Find each line with the string "title" and copy it.

START

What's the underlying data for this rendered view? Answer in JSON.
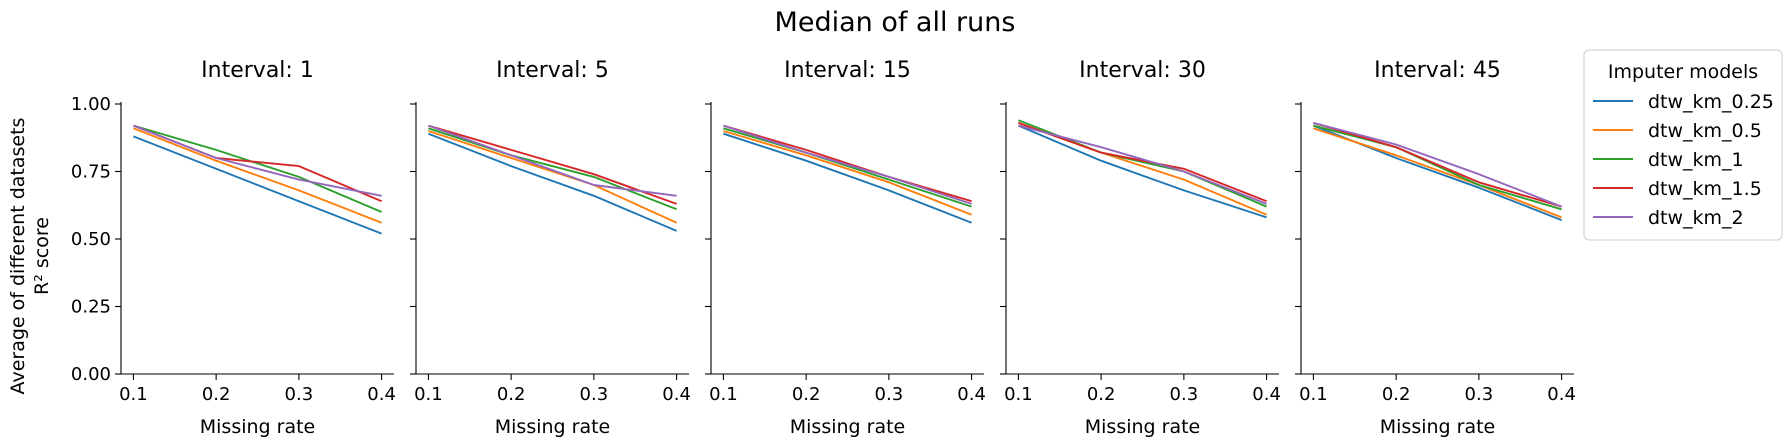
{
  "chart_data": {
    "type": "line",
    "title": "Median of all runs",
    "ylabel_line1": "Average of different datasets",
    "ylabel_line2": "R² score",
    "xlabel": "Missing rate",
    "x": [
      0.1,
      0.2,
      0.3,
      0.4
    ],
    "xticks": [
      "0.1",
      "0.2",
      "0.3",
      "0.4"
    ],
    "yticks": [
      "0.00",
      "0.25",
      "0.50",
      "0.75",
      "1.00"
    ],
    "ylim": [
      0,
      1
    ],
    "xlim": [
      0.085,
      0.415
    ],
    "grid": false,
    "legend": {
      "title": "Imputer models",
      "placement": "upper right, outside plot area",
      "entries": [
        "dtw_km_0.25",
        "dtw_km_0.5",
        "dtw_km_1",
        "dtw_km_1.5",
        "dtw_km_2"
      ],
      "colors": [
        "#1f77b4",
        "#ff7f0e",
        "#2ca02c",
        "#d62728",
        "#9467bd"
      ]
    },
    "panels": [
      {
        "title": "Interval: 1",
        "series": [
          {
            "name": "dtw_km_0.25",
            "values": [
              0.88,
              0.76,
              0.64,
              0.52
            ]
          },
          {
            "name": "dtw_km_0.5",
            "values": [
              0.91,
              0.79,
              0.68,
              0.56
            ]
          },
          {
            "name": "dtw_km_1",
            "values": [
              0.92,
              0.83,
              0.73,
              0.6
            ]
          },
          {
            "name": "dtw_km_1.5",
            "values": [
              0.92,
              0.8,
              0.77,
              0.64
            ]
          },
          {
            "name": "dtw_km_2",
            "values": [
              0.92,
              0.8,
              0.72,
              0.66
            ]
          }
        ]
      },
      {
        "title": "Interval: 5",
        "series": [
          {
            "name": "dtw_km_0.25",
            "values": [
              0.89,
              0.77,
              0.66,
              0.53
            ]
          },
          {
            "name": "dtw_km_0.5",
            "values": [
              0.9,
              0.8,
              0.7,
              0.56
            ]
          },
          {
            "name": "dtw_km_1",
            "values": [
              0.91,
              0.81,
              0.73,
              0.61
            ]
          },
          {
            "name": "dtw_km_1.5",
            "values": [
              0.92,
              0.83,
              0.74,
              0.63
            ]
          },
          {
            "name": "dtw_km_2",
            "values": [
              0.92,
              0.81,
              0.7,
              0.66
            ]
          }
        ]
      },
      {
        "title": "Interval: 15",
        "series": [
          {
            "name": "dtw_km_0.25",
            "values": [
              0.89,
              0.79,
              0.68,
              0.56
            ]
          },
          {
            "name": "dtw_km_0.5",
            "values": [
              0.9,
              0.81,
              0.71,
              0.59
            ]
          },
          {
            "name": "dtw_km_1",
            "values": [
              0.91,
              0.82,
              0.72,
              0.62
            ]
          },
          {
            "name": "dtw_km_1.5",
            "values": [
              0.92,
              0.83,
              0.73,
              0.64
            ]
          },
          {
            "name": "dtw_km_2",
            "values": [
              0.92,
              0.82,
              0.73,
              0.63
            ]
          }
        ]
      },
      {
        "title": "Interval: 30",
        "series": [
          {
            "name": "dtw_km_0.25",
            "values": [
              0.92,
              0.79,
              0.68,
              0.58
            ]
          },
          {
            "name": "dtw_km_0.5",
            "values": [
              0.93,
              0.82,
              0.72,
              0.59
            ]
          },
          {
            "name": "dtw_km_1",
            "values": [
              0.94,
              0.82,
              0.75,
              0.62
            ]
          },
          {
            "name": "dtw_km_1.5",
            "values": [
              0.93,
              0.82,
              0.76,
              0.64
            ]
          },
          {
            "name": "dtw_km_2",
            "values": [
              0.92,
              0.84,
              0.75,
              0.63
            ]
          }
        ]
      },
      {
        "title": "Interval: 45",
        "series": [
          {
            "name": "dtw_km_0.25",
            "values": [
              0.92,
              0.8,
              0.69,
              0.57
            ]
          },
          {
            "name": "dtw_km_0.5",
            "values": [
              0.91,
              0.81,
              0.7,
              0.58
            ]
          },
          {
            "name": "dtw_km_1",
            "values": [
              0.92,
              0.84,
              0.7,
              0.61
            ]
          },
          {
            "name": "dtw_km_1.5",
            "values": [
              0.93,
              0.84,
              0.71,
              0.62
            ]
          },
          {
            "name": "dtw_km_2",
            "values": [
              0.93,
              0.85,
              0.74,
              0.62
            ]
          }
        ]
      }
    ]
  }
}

END

- Expected output
    "title": "Median of all runs",
      "title": "Imputer models",
        "title": "Interval: 1",
        "title": "Interval: 5",
        "title": "Interval: 15",
        "title": "Interval: 30",
        "title": "Interval: 45",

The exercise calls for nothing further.